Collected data
--- START ---

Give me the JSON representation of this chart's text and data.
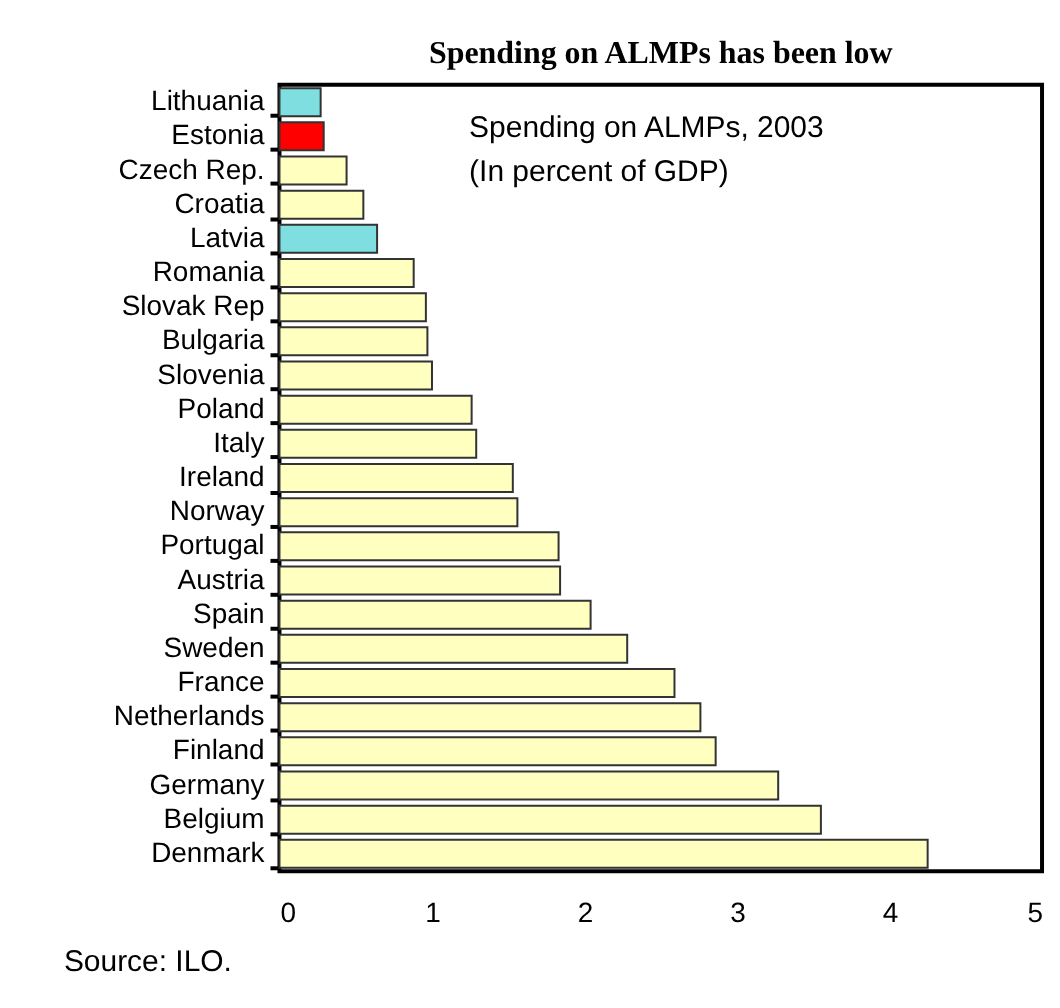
{
  "chart_data": {
    "type": "bar",
    "orientation": "horizontal",
    "title": "Spending on ALMPs has been low",
    "categories": [
      "Lithuania",
      "Estonia",
      "Czech Rep.",
      "Croatia",
      "Latvia",
      "Romania",
      "Slovak Rep",
      "Bulgaria",
      "Slovenia",
      "Poland",
      "Italy",
      "Ireland",
      "Norway",
      "Portugal",
      "Austria",
      "Spain",
      "Sweden",
      "France",
      "Netherlands",
      "Finland",
      "Germany",
      "Belgium",
      "Denmark"
    ],
    "values": [
      0.27,
      0.29,
      0.44,
      0.55,
      0.64,
      0.88,
      0.96,
      0.97,
      1.0,
      1.26,
      1.29,
      1.53,
      1.56,
      1.83,
      1.84,
      2.04,
      2.28,
      2.59,
      2.76,
      2.86,
      3.27,
      3.55,
      4.25
    ],
    "colors": [
      "#7fdfe0",
      "#ff0000",
      "#ffffc0",
      "#ffffc0",
      "#7fdfe0",
      "#ffffc0",
      "#ffffc0",
      "#ffffc0",
      "#ffffc0",
      "#ffffc0",
      "#ffffc0",
      "#ffffc0",
      "#ffffc0",
      "#ffffc0",
      "#ffffc0",
      "#ffffc0",
      "#ffffc0",
      "#ffffc0",
      "#ffffc0",
      "#ffffc0",
      "#ffffc0",
      "#ffffc0",
      "#ffffc0"
    ],
    "xlim": [
      0,
      5
    ],
    "xticks": [
      0,
      1,
      2,
      3,
      4,
      5
    ],
    "grid": false,
    "annotations": [
      "Spending on ALMPs, 2003",
      "(In percent of GDP)",
      "Source: ILO."
    ]
  }
}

--- END ---

DIRECTIVE: Every entry should be returned exactly as written, minus the pictures.

THE RESULT:
Give me the JSON representation of this chart's text and data.
{
  "chart_data": {
    "type": "bar",
    "orientation": "horizontal",
    "title": "Spending on ALMPs has been low",
    "categories": [
      "Lithuania",
      "Estonia",
      "Czech Rep.",
      "Croatia",
      "Latvia",
      "Romania",
      "Slovak Rep",
      "Bulgaria",
      "Slovenia",
      "Poland",
      "Italy",
      "Ireland",
      "Norway",
      "Portugal",
      "Austria",
      "Spain",
      "Sweden",
      "France",
      "Netherlands",
      "Finland",
      "Germany",
      "Belgium",
      "Denmark"
    ],
    "values": [
      0.27,
      0.29,
      0.44,
      0.55,
      0.64,
      0.88,
      0.96,
      0.97,
      1.0,
      1.26,
      1.29,
      1.53,
      1.56,
      1.83,
      1.84,
      2.04,
      2.28,
      2.59,
      2.76,
      2.86,
      3.27,
      3.55,
      4.25
    ],
    "colors": [
      "#7fdfe0",
      "#ff0000",
      "#ffffc0",
      "#ffffc0",
      "#7fdfe0",
      "#ffffc0",
      "#ffffc0",
      "#ffffc0",
      "#ffffc0",
      "#ffffc0",
      "#ffffc0",
      "#ffffc0",
      "#ffffc0",
      "#ffffc0",
      "#ffffc0",
      "#ffffc0",
      "#ffffc0",
      "#ffffc0",
      "#ffffc0",
      "#ffffc0",
      "#ffffc0",
      "#ffffc0",
      "#ffffc0"
    ],
    "xlim": [
      0,
      5
    ],
    "xticks": [
      0,
      1,
      2,
      3,
      4,
      5
    ],
    "grid": false,
    "annotations": [
      "Spending on ALMPs, 2003",
      "(In percent of GDP)",
      "Source: ILO."
    ]
  }
}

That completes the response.